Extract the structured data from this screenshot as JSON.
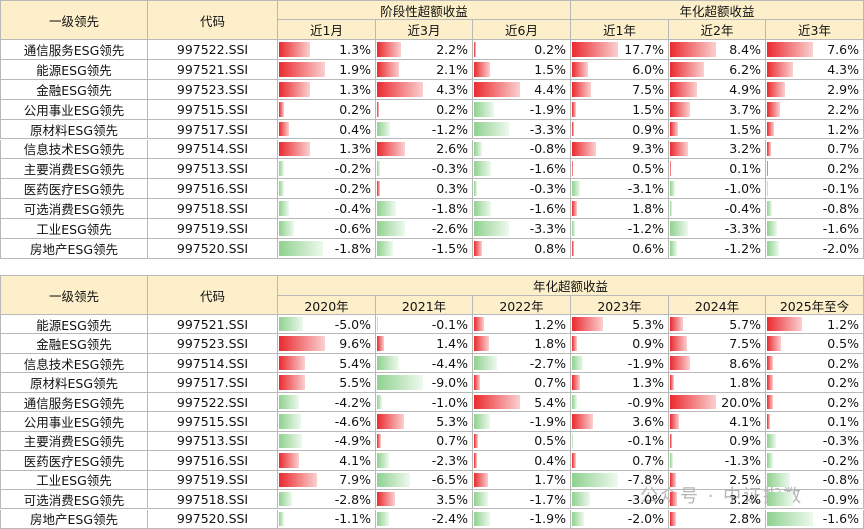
{
  "tables": [
    {
      "header": {
        "name": "一级领先",
        "code": "代码",
        "groups": [
          {
            "label": "阶段性超额收益",
            "columns": [
              "近1月",
              "近3月",
              "近6月"
            ]
          },
          {
            "label": "年化超额收益",
            "columns": [
              "近1年",
              "近2年",
              "近3年"
            ]
          }
        ]
      },
      "rows": [
        [
          "通信服务ESG领先",
          "997522.SSI",
          "1.3%",
          "2.2%",
          "0.2%",
          "17.7%",
          "8.4%",
          "7.6%"
        ],
        [
          "能源ESG领先",
          "997521.SSI",
          "1.9%",
          "2.1%",
          "1.5%",
          "6.0%",
          "6.2%",
          "4.3%"
        ],
        [
          "金融ESG领先",
          "997523.SSI",
          "1.3%",
          "4.3%",
          "4.4%",
          "7.5%",
          "4.9%",
          "2.9%"
        ],
        [
          "公用事业ESG领先",
          "997515.SSI",
          "0.2%",
          "0.2%",
          "-1.9%",
          "1.5%",
          "3.7%",
          "2.2%"
        ],
        [
          "原材料ESG领先",
          "997517.SSI",
          "0.4%",
          "-1.2%",
          "-3.3%",
          "0.9%",
          "1.5%",
          "1.2%"
        ],
        [
          "信息技术ESG领先",
          "997514.SSI",
          "1.3%",
          "2.6%",
          "-0.8%",
          "9.3%",
          "3.2%",
          "0.7%"
        ],
        [
          "主要消费ESG领先",
          "997513.SSI",
          "-0.2%",
          "-0.3%",
          "-1.6%",
          "0.5%",
          "0.1%",
          "0.2%"
        ],
        [
          "医药医疗ESG领先",
          "997516.SSI",
          "-0.2%",
          "0.3%",
          "-0.3%",
          "-3.1%",
          "-1.0%",
          "-0.1%"
        ],
        [
          "可选消费ESG领先",
          "997518.SSI",
          "-0.4%",
          "-1.8%",
          "-1.6%",
          "1.8%",
          "-0.4%",
          "-0.8%"
        ],
        [
          "工业ESG领先",
          "997519.SSI",
          "-0.6%",
          "-2.6%",
          "-3.3%",
          "-1.2%",
          "-3.3%",
          "-1.6%"
        ],
        [
          "房地产ESG领先",
          "997520.SSI",
          "-1.8%",
          "-1.5%",
          "0.8%",
          "0.6%",
          "-1.2%",
          "-2.0%"
        ]
      ]
    },
    {
      "header": {
        "name": "一级领先",
        "code": "代码",
        "groups": [
          {
            "label": "年化超额收益",
            "columns": [
              "2020年",
              "2021年",
              "2022年",
              "2023年",
              "2024年",
              "2025年至今"
            ]
          }
        ]
      },
      "rows": [
        [
          "能源ESG领先",
          "997521.SSI",
          "-5.0%",
          "-0.1%",
          "1.2%",
          "5.3%",
          "5.7%",
          "1.2%"
        ],
        [
          "金融ESG领先",
          "997523.SSI",
          "9.6%",
          "1.4%",
          "1.8%",
          "0.9%",
          "7.5%",
          "0.5%"
        ],
        [
          "信息技术ESG领先",
          "997514.SSI",
          "5.4%",
          "-4.4%",
          "-2.7%",
          "-1.9%",
          "8.6%",
          "0.2%"
        ],
        [
          "原材料ESG领先",
          "997517.SSI",
          "5.5%",
          "-9.0%",
          "0.7%",
          "1.3%",
          "1.8%",
          "0.2%"
        ],
        [
          "通信服务ESG领先",
          "997522.SSI",
          "-4.2%",
          "-1.0%",
          "5.4%",
          "-0.9%",
          "20.0%",
          "0.2%"
        ],
        [
          "公用事业ESG领先",
          "997515.SSI",
          "-4.6%",
          "5.3%",
          "-1.9%",
          "3.6%",
          "4.1%",
          "0.1%"
        ],
        [
          "主要消费ESG领先",
          "997513.SSI",
          "-4.9%",
          "0.7%",
          "0.5%",
          "-0.1%",
          "0.9%",
          "-0.3%"
        ],
        [
          "医药医疗ESG领先",
          "997516.SSI",
          "4.1%",
          "-2.3%",
          "0.4%",
          "0.7%",
          "-1.3%",
          "-0.2%"
        ],
        [
          "工业ESG领先",
          "997519.SSI",
          "7.9%",
          "-6.5%",
          "1.7%",
          "-7.8%",
          "2.5%",
          "-0.8%"
        ],
        [
          "可选消费ESG领先",
          "997518.SSI",
          "-2.8%",
          "3.5%",
          "-1.7%",
          "-3.0%",
          "3.2%",
          "-0.9%"
        ],
        [
          "房地产ESG领先",
          "997520.SSI",
          "-1.1%",
          "-2.4%",
          "-1.9%",
          "-2.0%",
          "2.8%",
          "-1.6%"
        ]
      ]
    }
  ],
  "watermark": "公众号 · 中证指数"
}
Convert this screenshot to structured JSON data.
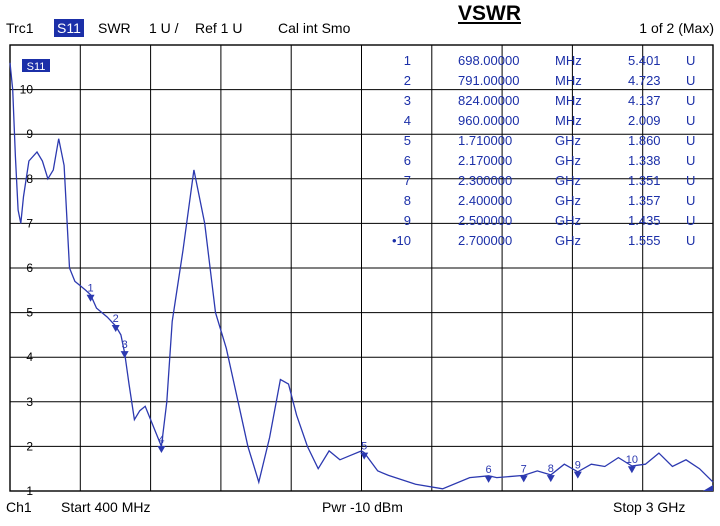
{
  "header": {
    "trace": "Trc1",
    "param": "S11",
    "format": "SWR",
    "scale": "1 U /",
    "ref": "Ref 1 U",
    "cal": "Cal int Smo",
    "title": "VSWR",
    "page": "1 of 2 (Max)"
  },
  "footer": {
    "channel": "Ch1",
    "start": "Start  400 MHz",
    "power": "Pwr  -10 dBm",
    "stop": "Stop  3 GHz"
  },
  "colors": {
    "trace": "#2c39b0",
    "badge": "#1b2fa8",
    "grid": "#000000"
  },
  "trace_label": "S11",
  "y_ticks": [
    "10",
    "9",
    "8",
    "7",
    "6",
    "5",
    "4",
    "3",
    "2",
    "1"
  ],
  "markers": [
    {
      "id": "1",
      "freq": "698.00000",
      "unit": "MHz",
      "value": "5.401",
      "u": "U"
    },
    {
      "id": "2",
      "freq": "791.00000",
      "unit": "MHz",
      "value": "4.723",
      "u": "U"
    },
    {
      "id": "3",
      "freq": "824.00000",
      "unit": "MHz",
      "value": "4.137",
      "u": "U"
    },
    {
      "id": "4",
      "freq": "960.00000",
      "unit": "MHz",
      "value": "2.009",
      "u": "U"
    },
    {
      "id": "5",
      "freq": "1.710000",
      "unit": "GHz",
      "value": "1.860",
      "u": "U"
    },
    {
      "id": "6",
      "freq": "2.170000",
      "unit": "GHz",
      "value": "1.338",
      "u": "U"
    },
    {
      "id": "7",
      "freq": "2.300000",
      "unit": "GHz",
      "value": "1.351",
      "u": "U"
    },
    {
      "id": "8",
      "freq": "2.400000",
      "unit": "GHz",
      "value": "1.357",
      "u": "U"
    },
    {
      "id": "9",
      "freq": "2.500000",
      "unit": "GHz",
      "value": "1.435",
      "u": "U"
    },
    {
      "id": "•10",
      "freq": "2.700000",
      "unit": "GHz",
      "value": "1.555",
      "u": "U"
    }
  ],
  "chart_data": {
    "type": "line",
    "title": "VSWR",
    "xlabel": "",
    "ylabel": "",
    "xlim": [
      400,
      3000
    ],
    "ylim": [
      1,
      11
    ],
    "grid": true,
    "series": [
      {
        "name": "S11",
        "x": [
          400,
          410,
          420,
          430,
          440,
          450,
          470,
          500,
          520,
          540,
          560,
          580,
          600,
          620,
          640,
          660,
          680,
          698,
          720,
          760,
          791,
          810,
          824,
          840,
          860,
          880,
          900,
          920,
          940,
          960,
          980,
          1000,
          1040,
          1080,
          1120,
          1160,
          1200,
          1240,
          1280,
          1320,
          1360,
          1400,
          1430,
          1460,
          1500,
          1540,
          1580,
          1620,
          1660,
          1700,
          1710,
          1760,
          1800,
          1900,
          2000,
          2100,
          2170,
          2200,
          2300,
          2350,
          2400,
          2450,
          2500,
          2550,
          2600,
          2650,
          2700,
          2750,
          2800,
          2850,
          2900,
          2950,
          3000
        ],
        "y": [
          10.6,
          10.0,
          8.5,
          7.3,
          7.0,
          7.6,
          8.4,
          8.6,
          8.4,
          8.0,
          8.2,
          8.9,
          8.3,
          6.0,
          5.7,
          5.6,
          5.5,
          5.4,
          5.1,
          4.9,
          4.7,
          4.5,
          4.1,
          3.4,
          2.6,
          2.8,
          2.9,
          2.6,
          2.3,
          2.0,
          3.0,
          4.8,
          6.4,
          8.2,
          7.0,
          5.0,
          4.2,
          3.1,
          2.0,
          1.2,
          2.2,
          3.5,
          3.4,
          2.7,
          2.0,
          1.5,
          1.9,
          1.7,
          1.8,
          1.9,
          1.86,
          1.45,
          1.35,
          1.15,
          1.05,
          1.3,
          1.34,
          1.3,
          1.35,
          1.45,
          1.36,
          1.6,
          1.43,
          1.6,
          1.55,
          1.75,
          1.56,
          1.6,
          1.85,
          1.55,
          1.7,
          1.5,
          1.2
        ]
      }
    ],
    "marker_points": [
      {
        "label": "1",
        "x": 698,
        "y": 5.401
      },
      {
        "label": "2",
        "x": 791,
        "y": 4.723
      },
      {
        "label": "3",
        "x": 824,
        "y": 4.137
      },
      {
        "label": "4",
        "x": 960,
        "y": 2.009
      },
      {
        "label": "5",
        "x": 1710,
        "y": 1.86
      },
      {
        "label": "6",
        "x": 2170,
        "y": 1.338
      },
      {
        "label": "7",
        "x": 2300,
        "y": 1.351
      },
      {
        "label": "8",
        "x": 2400,
        "y": 1.357
      },
      {
        "label": "9",
        "x": 2500,
        "y": 1.435
      },
      {
        "label": "10",
        "x": 2700,
        "y": 1.555
      }
    ]
  }
}
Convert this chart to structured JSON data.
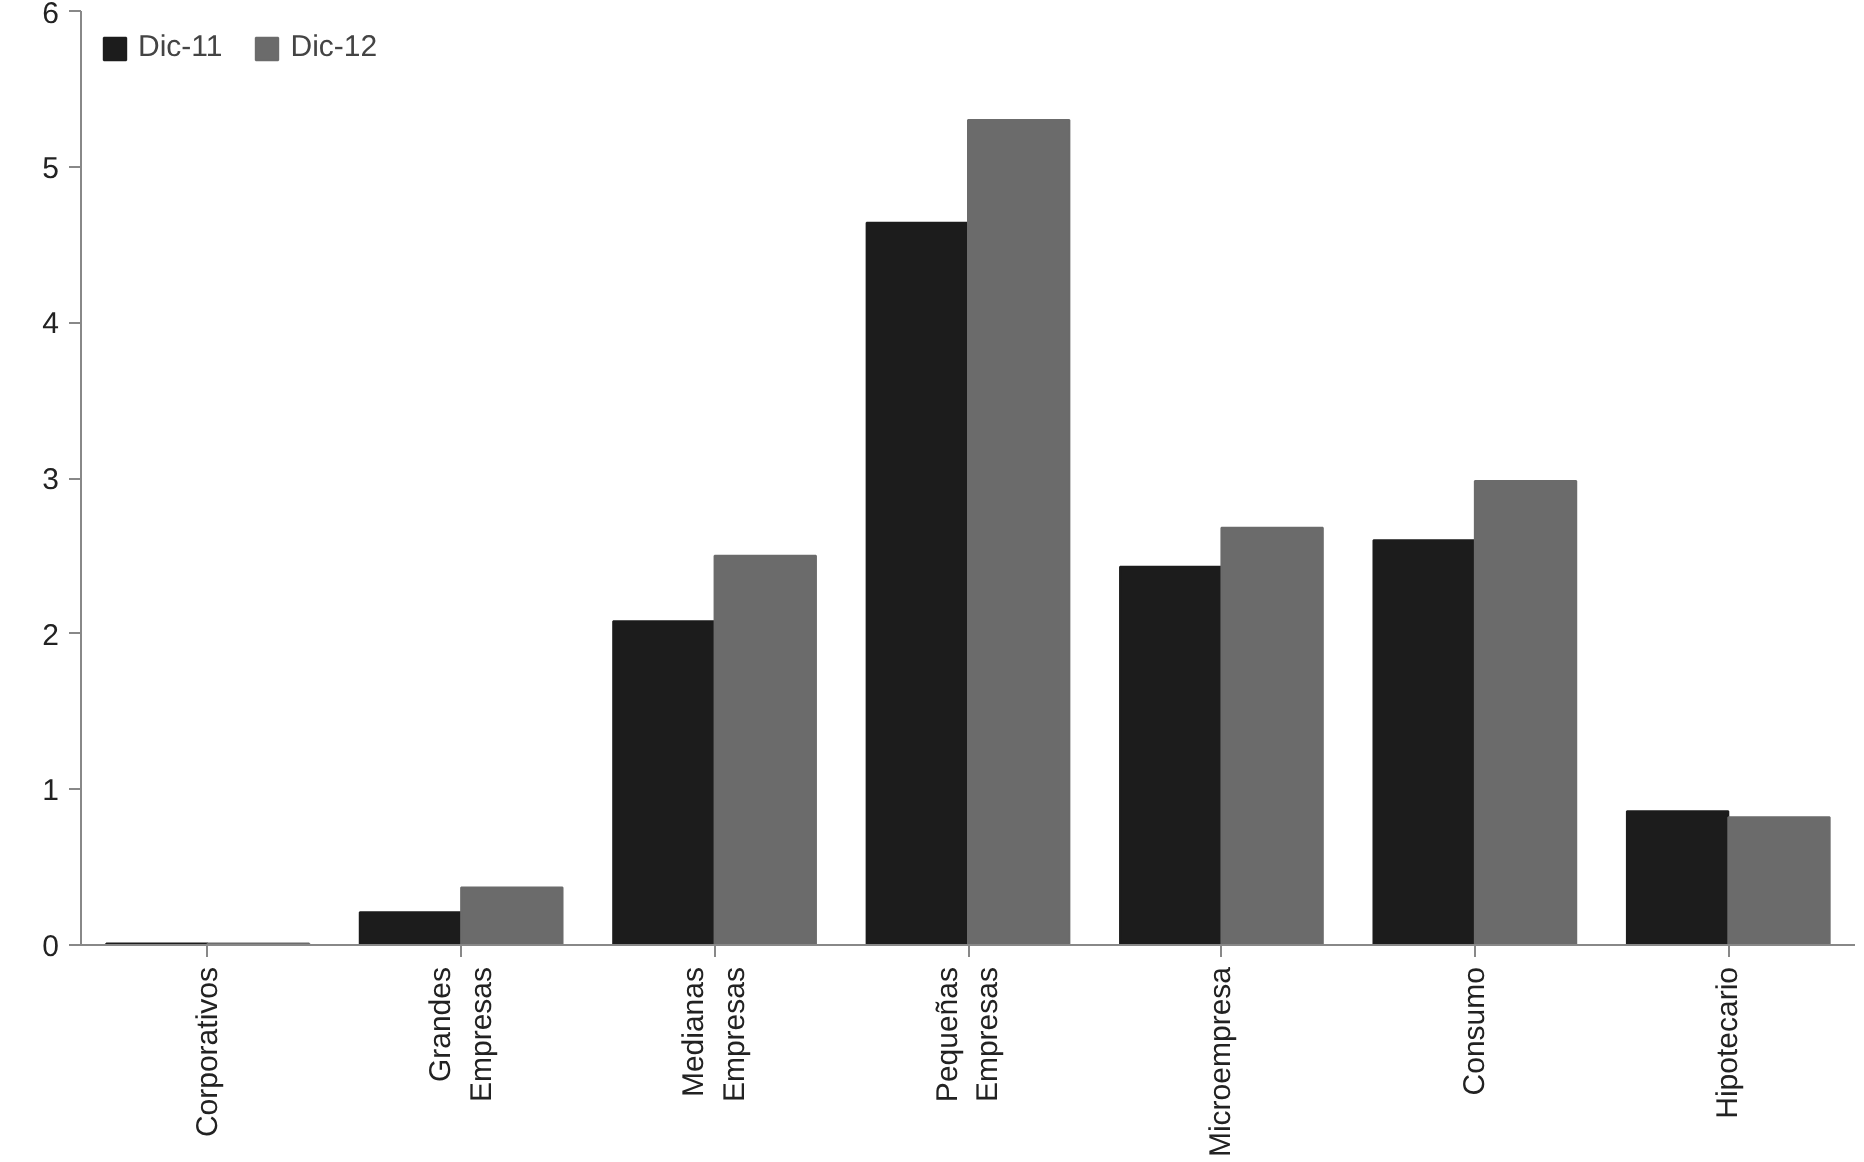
{
  "chart_data": {
    "type": "bar",
    "categories": [
      "Corporativos",
      "Grandes Empresas",
      "Medianas Empresas",
      "Pequeñas Empresas",
      "Microempresa",
      "Consumo",
      "Hipotecario"
    ],
    "series": [
      {
        "name": "Dic-11",
        "color": "#1c1c1c",
        "values": [
          0.01,
          0.21,
          2.08,
          4.64,
          2.43,
          2.6,
          0.86
        ]
      },
      {
        "name": "Dic-12",
        "color": "#6b6b6b",
        "values": [
          0.01,
          0.37,
          2.5,
          5.3,
          2.68,
          2.98,
          0.82
        ]
      }
    ],
    "ylim": [
      0,
      6
    ],
    "yticks": [
      0,
      1,
      2,
      3,
      4,
      5,
      6
    ],
    "grid": false,
    "legend": "top left"
  }
}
----
→ **Work required**: Gather each line of the records holding the string "this".

→ **Full response**:
Extract the structured data from this screenshot as JSON.
Convert this screenshot to structured JSON data.
Convert this chart to structured JSON data.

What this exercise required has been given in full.